● BRIEF
From the listing below, return each line that includes "资料来源".

Structured figure records
-------
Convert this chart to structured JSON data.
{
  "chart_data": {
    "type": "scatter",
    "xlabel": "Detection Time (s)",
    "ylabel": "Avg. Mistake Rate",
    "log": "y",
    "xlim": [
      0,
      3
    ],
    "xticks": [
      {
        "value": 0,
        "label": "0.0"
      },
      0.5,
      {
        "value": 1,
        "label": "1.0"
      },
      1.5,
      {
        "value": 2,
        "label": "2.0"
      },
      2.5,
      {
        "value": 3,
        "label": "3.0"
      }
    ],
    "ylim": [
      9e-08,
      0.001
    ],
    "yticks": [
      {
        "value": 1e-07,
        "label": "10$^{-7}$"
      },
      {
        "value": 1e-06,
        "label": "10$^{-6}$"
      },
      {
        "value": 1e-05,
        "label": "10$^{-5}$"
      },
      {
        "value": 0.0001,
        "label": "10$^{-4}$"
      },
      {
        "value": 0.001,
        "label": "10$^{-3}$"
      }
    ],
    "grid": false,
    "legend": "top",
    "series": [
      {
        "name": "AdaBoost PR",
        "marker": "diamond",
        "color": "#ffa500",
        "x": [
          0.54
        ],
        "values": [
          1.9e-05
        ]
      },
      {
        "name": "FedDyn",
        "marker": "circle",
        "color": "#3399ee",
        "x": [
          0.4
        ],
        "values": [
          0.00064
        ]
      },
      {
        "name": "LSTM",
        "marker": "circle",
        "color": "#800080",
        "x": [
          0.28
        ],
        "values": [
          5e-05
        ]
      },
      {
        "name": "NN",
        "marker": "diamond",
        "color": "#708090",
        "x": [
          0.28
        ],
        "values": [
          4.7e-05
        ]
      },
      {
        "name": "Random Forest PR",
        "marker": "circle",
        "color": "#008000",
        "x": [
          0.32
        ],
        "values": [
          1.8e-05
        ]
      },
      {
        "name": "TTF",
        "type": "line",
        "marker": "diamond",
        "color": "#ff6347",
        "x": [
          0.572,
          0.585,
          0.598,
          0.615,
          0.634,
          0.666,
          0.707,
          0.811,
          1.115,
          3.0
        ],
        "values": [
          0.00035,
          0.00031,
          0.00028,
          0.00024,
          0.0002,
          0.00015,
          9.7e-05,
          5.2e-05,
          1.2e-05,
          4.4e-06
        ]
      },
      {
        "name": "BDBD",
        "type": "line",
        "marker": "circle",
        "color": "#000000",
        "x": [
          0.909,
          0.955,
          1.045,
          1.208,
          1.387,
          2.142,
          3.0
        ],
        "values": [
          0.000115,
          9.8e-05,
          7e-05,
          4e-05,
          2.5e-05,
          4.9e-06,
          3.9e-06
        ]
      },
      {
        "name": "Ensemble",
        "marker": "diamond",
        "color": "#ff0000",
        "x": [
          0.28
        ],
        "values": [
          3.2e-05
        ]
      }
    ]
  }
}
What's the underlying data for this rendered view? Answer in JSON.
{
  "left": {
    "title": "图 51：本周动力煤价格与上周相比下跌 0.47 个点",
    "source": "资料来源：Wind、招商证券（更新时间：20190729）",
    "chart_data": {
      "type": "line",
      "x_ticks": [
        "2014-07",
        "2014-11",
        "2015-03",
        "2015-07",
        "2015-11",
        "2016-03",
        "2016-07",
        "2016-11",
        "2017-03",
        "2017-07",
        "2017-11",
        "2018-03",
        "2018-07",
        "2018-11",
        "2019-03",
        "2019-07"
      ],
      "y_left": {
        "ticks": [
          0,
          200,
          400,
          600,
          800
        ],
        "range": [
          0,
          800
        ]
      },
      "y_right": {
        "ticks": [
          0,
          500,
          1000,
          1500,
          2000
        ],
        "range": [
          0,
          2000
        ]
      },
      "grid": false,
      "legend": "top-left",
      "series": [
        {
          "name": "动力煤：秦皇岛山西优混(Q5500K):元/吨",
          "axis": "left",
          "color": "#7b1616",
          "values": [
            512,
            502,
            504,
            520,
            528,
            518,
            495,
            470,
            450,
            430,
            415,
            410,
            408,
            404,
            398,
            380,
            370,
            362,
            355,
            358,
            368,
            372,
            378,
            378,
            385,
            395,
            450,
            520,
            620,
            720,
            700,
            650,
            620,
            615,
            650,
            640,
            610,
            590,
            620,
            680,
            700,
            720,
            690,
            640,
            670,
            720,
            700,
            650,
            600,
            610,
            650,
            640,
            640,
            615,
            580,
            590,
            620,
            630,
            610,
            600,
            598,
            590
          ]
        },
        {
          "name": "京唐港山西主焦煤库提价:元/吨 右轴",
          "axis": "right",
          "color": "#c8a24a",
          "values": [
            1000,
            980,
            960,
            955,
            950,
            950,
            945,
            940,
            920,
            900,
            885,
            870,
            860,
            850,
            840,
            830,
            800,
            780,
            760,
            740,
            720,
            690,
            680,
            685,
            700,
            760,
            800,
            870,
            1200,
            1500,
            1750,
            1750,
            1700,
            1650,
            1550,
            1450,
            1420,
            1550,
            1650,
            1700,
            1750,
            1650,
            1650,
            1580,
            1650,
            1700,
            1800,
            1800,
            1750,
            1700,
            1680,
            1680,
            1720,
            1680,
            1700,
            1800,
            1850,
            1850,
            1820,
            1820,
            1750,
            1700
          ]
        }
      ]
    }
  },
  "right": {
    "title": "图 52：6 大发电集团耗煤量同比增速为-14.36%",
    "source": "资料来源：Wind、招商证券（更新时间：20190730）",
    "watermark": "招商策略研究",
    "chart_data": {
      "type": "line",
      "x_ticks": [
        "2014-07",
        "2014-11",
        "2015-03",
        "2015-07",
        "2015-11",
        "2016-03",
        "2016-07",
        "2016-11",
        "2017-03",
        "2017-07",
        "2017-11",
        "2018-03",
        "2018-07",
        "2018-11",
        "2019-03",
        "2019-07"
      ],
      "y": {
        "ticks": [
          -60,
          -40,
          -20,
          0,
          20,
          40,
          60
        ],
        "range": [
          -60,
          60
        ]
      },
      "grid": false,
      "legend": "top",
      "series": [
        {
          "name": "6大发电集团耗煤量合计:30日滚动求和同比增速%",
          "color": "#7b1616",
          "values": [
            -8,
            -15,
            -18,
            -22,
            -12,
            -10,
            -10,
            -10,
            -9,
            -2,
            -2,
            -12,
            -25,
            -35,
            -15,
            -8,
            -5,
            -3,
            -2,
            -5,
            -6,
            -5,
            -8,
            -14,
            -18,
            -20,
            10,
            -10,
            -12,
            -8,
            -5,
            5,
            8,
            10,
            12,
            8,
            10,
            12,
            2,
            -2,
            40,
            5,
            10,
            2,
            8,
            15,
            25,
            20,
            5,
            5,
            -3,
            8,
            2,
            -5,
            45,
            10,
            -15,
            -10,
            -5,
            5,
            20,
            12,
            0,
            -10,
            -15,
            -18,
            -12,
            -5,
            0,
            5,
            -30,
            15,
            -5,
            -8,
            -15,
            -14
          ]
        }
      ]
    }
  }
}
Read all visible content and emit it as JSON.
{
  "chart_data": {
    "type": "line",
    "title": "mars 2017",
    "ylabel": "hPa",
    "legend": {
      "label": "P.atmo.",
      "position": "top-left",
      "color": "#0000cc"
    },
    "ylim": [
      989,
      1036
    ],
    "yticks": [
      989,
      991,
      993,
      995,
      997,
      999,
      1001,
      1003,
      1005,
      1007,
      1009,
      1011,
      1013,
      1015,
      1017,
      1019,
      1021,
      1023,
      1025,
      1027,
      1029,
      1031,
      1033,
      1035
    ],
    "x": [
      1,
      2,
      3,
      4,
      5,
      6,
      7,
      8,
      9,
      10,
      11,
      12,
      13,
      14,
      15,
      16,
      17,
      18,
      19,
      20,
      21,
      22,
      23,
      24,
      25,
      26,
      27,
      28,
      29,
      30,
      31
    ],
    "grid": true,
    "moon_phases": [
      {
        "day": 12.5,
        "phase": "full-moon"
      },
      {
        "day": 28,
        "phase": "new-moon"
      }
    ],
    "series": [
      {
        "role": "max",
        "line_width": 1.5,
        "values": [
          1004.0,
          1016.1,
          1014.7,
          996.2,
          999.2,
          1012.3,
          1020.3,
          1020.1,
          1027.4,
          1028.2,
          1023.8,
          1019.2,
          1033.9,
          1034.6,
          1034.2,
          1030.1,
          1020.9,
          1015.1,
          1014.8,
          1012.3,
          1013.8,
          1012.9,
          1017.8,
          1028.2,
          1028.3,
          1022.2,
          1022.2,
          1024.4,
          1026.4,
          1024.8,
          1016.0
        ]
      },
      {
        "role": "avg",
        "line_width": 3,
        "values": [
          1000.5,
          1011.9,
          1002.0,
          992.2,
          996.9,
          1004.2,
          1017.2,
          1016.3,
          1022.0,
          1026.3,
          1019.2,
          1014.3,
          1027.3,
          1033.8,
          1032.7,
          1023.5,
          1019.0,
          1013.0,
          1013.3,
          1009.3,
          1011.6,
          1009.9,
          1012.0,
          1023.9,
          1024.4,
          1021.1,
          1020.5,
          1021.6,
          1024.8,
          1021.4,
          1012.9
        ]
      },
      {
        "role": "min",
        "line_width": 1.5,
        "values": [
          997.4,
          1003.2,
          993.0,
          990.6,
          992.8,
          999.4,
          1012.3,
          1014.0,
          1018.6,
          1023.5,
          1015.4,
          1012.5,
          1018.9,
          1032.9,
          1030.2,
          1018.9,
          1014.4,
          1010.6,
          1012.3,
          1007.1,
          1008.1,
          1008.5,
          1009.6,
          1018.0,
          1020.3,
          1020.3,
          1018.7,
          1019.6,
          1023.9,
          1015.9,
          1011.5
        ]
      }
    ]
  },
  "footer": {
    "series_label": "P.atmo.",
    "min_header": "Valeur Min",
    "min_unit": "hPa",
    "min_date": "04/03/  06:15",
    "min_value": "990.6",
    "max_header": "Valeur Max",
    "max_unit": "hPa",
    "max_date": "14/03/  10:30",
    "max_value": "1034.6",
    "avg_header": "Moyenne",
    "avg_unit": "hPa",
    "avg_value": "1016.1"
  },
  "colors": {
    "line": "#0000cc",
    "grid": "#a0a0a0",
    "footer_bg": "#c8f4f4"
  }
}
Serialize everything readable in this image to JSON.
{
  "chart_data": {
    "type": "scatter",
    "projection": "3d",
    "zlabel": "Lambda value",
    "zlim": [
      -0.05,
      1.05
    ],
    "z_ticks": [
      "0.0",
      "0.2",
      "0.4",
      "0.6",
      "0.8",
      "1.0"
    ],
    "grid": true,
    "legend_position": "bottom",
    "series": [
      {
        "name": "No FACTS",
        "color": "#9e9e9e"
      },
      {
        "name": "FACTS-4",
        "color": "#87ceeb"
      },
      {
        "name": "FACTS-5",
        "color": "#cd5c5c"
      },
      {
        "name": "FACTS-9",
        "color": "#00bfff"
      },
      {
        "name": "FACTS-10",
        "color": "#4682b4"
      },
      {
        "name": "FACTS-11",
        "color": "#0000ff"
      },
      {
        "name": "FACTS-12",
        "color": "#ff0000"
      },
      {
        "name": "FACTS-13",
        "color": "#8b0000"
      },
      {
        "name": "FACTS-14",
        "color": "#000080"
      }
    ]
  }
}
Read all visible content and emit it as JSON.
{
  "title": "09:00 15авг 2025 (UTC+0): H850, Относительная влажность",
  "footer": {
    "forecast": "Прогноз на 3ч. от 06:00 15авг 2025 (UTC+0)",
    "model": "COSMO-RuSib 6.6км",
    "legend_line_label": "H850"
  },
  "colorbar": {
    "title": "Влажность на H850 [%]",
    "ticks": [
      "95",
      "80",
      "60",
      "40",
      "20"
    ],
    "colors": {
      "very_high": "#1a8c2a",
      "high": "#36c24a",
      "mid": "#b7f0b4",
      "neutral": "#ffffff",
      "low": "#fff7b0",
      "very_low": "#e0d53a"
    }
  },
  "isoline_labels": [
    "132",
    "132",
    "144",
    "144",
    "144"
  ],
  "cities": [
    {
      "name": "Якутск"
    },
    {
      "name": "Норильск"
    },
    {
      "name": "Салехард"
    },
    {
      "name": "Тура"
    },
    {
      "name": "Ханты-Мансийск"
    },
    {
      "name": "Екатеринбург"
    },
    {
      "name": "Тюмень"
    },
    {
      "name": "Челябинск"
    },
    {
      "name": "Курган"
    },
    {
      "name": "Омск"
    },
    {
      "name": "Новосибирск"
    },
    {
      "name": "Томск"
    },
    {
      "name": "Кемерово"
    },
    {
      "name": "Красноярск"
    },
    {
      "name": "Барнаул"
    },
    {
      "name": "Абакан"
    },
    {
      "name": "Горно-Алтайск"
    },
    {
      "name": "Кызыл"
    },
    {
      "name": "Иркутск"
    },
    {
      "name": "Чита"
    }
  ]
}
-------
● WORKED SOLUTION
    "source": "资料来源：Wind、招商证券（更新时间：20190729）",
    "source": "资料来源：Wind、招商证券（更新时间：20190730）",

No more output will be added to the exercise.